[Lines of data]
BEGIN

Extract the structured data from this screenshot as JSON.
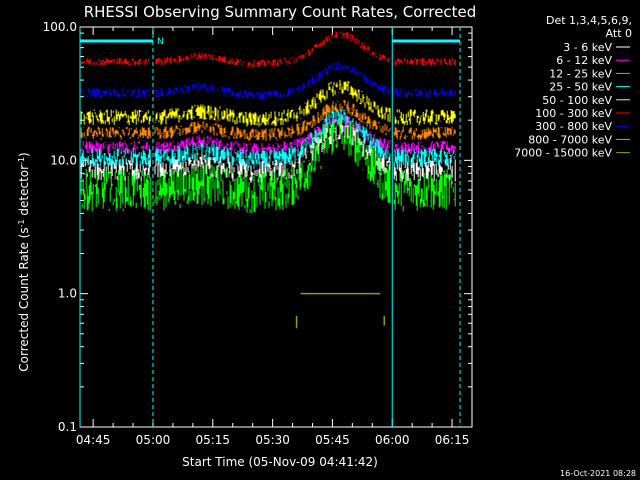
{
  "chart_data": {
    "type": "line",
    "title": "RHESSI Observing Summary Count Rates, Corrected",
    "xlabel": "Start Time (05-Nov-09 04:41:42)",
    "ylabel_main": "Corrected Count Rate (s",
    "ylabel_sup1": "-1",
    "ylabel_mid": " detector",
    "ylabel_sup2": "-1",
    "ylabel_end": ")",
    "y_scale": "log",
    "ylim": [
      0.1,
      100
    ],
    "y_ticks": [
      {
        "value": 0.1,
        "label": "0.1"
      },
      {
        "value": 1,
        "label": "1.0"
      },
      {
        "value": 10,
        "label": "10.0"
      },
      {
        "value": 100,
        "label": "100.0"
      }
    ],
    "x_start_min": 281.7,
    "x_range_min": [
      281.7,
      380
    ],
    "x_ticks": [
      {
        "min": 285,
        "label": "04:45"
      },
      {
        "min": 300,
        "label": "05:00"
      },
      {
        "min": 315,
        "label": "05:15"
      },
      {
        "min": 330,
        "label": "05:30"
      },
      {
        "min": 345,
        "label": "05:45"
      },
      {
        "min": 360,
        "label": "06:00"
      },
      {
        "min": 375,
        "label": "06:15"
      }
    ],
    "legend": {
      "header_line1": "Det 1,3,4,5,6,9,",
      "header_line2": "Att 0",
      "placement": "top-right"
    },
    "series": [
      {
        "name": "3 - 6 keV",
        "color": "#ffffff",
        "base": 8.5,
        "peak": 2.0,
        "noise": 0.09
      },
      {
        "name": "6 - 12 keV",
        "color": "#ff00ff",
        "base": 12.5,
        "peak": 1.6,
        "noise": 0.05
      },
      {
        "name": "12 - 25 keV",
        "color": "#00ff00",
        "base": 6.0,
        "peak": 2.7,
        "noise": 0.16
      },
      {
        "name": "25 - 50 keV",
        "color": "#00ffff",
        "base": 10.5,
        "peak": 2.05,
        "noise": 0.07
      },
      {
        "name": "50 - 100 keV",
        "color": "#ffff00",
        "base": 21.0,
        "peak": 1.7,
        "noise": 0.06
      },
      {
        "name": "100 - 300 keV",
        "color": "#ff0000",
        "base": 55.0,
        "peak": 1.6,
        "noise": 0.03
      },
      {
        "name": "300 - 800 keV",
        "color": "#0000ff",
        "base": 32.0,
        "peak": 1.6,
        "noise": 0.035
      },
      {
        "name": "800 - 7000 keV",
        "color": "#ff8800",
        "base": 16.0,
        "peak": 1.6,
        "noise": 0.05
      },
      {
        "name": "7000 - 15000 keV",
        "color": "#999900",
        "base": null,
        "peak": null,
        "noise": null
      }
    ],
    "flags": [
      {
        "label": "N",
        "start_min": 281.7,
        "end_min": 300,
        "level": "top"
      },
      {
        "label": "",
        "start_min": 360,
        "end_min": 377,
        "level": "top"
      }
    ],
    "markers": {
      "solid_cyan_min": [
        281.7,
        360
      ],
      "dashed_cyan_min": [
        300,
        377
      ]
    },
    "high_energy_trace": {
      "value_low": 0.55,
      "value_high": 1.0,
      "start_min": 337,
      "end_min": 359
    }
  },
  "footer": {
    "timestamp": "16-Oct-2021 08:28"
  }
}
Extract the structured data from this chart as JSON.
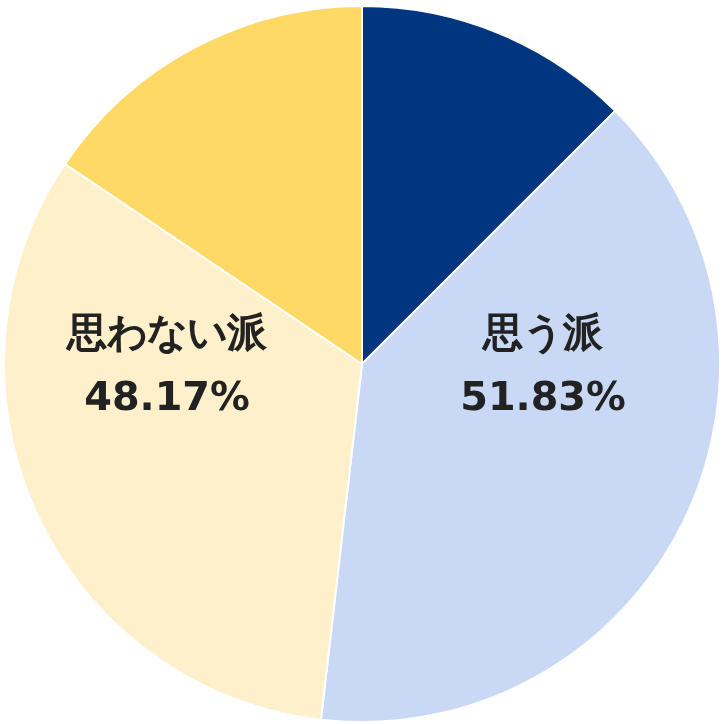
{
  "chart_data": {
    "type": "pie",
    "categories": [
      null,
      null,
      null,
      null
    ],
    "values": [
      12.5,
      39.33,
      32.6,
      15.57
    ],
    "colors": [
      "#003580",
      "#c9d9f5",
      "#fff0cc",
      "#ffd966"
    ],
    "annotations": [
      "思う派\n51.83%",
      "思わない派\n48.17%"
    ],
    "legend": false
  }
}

END
BEGIN

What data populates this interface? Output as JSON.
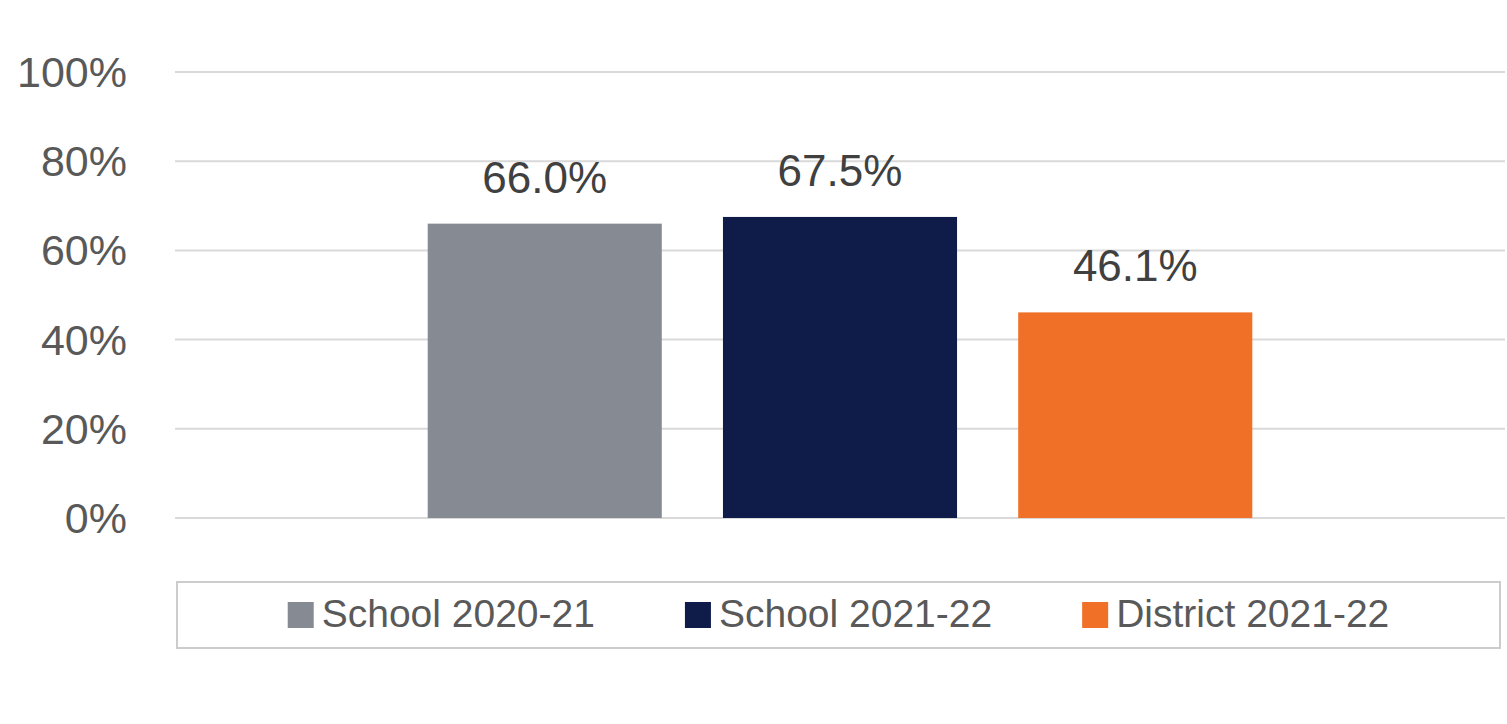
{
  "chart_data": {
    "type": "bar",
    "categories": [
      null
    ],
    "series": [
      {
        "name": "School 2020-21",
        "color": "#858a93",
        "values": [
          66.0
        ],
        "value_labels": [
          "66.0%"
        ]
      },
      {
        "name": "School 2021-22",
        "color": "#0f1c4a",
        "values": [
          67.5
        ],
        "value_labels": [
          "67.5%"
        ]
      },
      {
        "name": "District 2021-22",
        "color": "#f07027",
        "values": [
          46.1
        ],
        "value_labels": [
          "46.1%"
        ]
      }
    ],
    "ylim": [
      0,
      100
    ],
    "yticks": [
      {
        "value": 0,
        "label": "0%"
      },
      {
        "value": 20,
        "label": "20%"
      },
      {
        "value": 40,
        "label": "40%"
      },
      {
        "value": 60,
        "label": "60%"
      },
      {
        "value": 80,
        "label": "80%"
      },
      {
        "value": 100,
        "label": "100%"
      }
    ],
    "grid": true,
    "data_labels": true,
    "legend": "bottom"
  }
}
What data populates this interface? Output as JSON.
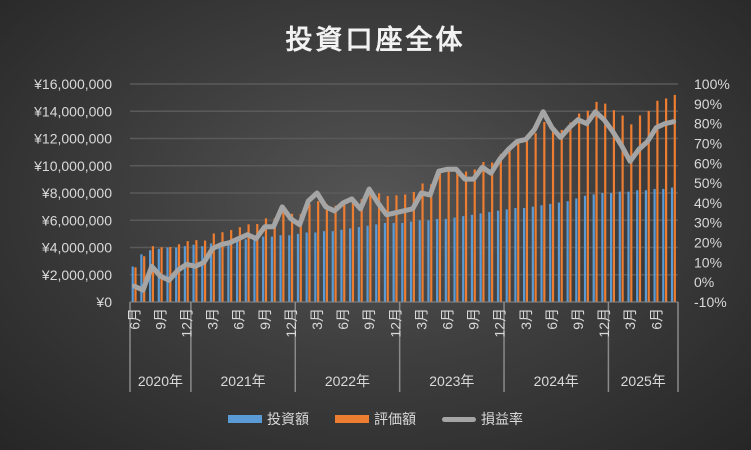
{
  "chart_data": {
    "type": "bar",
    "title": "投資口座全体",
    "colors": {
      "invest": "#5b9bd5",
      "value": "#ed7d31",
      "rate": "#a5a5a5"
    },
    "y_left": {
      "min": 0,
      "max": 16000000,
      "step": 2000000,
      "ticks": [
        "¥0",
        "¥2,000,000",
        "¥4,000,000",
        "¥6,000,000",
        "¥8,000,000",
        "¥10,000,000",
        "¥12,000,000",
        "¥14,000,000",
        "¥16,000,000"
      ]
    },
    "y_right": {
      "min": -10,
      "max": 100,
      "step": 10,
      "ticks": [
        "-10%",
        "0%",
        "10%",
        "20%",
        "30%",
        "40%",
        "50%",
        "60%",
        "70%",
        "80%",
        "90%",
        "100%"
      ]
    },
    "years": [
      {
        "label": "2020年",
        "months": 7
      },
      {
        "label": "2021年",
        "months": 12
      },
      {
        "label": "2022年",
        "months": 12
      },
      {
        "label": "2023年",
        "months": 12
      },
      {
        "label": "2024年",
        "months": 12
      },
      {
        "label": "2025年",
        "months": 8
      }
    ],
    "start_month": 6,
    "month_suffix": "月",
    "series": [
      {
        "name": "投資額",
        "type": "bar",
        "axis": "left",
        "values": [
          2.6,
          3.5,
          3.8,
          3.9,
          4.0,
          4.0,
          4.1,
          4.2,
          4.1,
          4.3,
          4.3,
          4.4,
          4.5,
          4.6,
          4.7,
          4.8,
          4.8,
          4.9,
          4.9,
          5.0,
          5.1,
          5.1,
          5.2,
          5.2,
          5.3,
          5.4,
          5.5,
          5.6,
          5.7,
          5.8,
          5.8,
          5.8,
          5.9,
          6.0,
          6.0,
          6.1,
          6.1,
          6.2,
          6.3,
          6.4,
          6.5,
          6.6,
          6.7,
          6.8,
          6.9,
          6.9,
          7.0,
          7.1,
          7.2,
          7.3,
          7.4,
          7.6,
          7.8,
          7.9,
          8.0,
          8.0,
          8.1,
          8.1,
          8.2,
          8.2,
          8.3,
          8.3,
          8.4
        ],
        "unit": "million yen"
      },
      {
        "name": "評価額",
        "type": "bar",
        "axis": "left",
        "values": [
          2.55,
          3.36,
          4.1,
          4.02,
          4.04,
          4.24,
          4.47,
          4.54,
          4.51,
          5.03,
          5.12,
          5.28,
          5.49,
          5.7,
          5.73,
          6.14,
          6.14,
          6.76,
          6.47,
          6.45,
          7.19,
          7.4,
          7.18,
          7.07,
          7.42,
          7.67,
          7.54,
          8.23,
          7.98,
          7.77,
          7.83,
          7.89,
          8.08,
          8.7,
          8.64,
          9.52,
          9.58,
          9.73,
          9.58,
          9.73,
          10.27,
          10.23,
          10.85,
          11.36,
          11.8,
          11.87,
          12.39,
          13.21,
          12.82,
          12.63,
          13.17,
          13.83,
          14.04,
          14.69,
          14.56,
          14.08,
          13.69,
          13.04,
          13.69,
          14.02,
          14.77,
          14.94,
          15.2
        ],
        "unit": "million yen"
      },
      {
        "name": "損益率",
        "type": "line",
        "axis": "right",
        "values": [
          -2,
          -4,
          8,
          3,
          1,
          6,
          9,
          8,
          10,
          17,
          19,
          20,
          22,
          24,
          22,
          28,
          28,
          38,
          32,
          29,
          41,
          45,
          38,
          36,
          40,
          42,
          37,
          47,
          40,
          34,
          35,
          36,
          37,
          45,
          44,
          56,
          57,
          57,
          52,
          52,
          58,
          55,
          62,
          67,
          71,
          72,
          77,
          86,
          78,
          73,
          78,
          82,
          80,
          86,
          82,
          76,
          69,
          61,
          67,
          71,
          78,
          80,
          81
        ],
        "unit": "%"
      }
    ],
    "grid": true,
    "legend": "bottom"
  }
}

END

» DIRECTION: Work out how many lines of the data above hold the word "JSON", and write only the count.

» SOLUTION: 4